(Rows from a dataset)
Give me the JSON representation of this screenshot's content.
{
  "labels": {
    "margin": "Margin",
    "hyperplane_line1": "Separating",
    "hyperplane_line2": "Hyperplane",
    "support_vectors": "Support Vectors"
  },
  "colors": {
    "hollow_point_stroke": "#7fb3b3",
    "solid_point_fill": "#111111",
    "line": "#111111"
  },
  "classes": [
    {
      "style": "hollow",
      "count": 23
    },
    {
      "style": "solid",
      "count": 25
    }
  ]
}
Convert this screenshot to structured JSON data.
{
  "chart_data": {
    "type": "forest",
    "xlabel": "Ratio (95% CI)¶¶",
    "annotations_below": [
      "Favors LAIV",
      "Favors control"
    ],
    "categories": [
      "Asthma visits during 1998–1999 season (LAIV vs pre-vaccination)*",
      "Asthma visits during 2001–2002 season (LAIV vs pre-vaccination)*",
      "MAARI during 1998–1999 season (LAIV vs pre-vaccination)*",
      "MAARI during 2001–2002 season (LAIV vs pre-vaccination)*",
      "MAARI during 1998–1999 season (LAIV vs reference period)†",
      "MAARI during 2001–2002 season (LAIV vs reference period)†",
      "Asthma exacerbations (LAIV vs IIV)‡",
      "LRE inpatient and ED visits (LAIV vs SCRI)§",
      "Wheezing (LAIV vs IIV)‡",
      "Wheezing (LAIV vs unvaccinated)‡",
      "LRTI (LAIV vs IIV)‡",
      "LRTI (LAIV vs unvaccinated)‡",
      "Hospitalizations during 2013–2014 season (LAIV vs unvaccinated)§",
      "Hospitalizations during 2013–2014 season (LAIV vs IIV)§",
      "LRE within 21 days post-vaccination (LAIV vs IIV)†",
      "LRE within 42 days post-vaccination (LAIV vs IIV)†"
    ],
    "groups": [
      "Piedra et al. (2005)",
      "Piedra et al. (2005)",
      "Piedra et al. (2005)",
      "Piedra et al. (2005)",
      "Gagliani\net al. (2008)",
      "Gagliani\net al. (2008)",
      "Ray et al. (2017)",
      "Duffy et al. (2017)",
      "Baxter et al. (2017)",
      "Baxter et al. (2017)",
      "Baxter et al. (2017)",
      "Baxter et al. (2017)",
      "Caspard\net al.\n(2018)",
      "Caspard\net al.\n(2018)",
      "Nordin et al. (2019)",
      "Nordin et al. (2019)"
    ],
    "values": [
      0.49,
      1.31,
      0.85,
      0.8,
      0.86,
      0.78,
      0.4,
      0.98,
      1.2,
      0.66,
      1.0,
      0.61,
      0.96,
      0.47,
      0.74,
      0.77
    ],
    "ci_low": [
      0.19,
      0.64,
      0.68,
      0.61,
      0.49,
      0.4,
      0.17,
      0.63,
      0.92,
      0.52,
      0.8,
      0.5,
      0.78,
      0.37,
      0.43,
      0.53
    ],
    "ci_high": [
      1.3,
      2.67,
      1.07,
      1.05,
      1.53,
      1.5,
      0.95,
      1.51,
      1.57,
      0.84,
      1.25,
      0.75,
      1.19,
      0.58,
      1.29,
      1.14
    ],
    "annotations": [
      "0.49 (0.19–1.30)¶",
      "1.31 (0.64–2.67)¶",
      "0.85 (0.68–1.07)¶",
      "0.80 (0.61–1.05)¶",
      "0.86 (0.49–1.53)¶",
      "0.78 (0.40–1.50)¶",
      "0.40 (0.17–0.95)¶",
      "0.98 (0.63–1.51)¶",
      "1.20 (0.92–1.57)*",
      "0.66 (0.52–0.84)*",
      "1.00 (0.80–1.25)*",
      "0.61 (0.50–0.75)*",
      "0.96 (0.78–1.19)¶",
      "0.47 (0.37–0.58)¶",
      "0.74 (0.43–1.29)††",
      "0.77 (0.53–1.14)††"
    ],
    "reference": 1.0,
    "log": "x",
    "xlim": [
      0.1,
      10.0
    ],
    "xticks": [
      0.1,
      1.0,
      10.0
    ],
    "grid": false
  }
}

◆ WHAT IS REQUIRED: Copy out each line above, character for character.

◆ RESPONSE TO THE EXERCISE:
Give me the JSON representation of this screenshot's content.
{
  "labels": {
    "margin": "Margin",
    "hyperplane_line1": "Separating",
    "hyperplane_line2": "Hyperplane",
    "support_vectors": "Support Vectors"
  },
  "colors": {
    "hollow_point_stroke": "#7fb3b3",
    "solid_point_fill": "#111111",
    "line": "#111111"
  },
  "classes": [
    {
      "style": "hollow",
      "count": 23
    },
    {
      "style": "solid",
      "count": 25
    }
  ]
}
Convert this screenshot to structured JSON data.
{
  "chart_data": {
    "type": "forest",
    "xlabel": "Ratio (95% CI)¶¶",
    "annotations_below": [
      "Favors LAIV",
      "Favors control"
    ],
    "categories": [
      "Asthma visits during 1998–1999 season (LAIV vs pre-vaccination)*",
      "Asthma visits during 2001–2002 season (LAIV vs pre-vaccination)*",
      "MAARI during 1998–1999 season (LAIV vs pre-vaccination)*",
      "MAARI during 2001–2002 season (LAIV vs pre-vaccination)*",
      "MAARI during 1998–1999 season (LAIV vs reference period)†",
      "MAARI during 2001–2002 season (LAIV vs reference period)†",
      "Asthma exacerbations (LAIV vs IIV)‡",
      "LRE inpatient and ED visits (LAIV vs SCRI)§",
      "Wheezing (LAIV vs IIV)‡",
      "Wheezing (LAIV vs unvaccinated)‡",
      "LRTI (LAIV vs IIV)‡",
      "LRTI (LAIV vs unvaccinated)‡",
      "Hospitalizations during 2013–2014 season (LAIV vs unvaccinated)§",
      "Hospitalizations during 2013–2014 season (LAIV vs IIV)§",
      "LRE within 21 days post-vaccination (LAIV vs IIV)†",
      "LRE within 42 days post-vaccination (LAIV vs IIV)†"
    ],
    "groups": [
      "Piedra et al. (2005)",
      "Piedra et al. (2005)",
      "Piedra et al. (2005)",
      "Piedra et al. (2005)",
      "Gagliani\net al. (2008)",
      "Gagliani\net al. (2008)",
      "Ray et al. (2017)",
      "Duffy et al. (2017)",
      "Baxter et al. (2017)",
      "Baxter et al. (2017)",
      "Baxter et al. (2017)",
      "Baxter et al. (2017)",
      "Caspard\net al.\n(2018)",
      "Caspard\net al.\n(2018)",
      "Nordin et al. (2019)",
      "Nordin et al. (2019)"
    ],
    "values": [
      0.49,
      1.31,
      0.85,
      0.8,
      0.86,
      0.78,
      0.4,
      0.98,
      1.2,
      0.66,
      1.0,
      0.61,
      0.96,
      0.47,
      0.74,
      0.77
    ],
    "ci_low": [
      0.19,
      0.64,
      0.68,
      0.61,
      0.49,
      0.4,
      0.17,
      0.63,
      0.92,
      0.52,
      0.8,
      0.5,
      0.78,
      0.37,
      0.43,
      0.53
    ],
    "ci_high": [
      1.3,
      2.67,
      1.07,
      1.05,
      1.53,
      1.5,
      0.95,
      1.51,
      1.57,
      0.84,
      1.25,
      0.75,
      1.19,
      0.58,
      1.29,
      1.14
    ],
    "annotations": [
      "0.49 (0.19–1.30)¶",
      "1.31 (0.64–2.67)¶",
      "0.85 (0.68–1.07)¶",
      "0.80 (0.61–1.05)¶",
      "0.86 (0.49–1.53)¶",
      "0.78 (0.40–1.50)¶",
      "0.40 (0.17–0.95)¶",
      "0.98 (0.63–1.51)¶",
      "1.20 (0.92–1.57)*",
      "0.66 (0.52–0.84)*",
      "1.00 (0.80–1.25)*",
      "0.61 (0.50–0.75)*",
      "0.96 (0.78–1.19)¶",
      "0.47 (0.37–0.58)¶",
      "0.74 (0.43–1.29)††",
      "0.77 (0.53–1.14)††"
    ],
    "reference": 1.0,
    "log": "x",
    "xlim": [
      0.1,
      10.0
    ],
    "xticks": [
      0.1,
      1.0,
      10.0
    ],
    "grid": false
  }
}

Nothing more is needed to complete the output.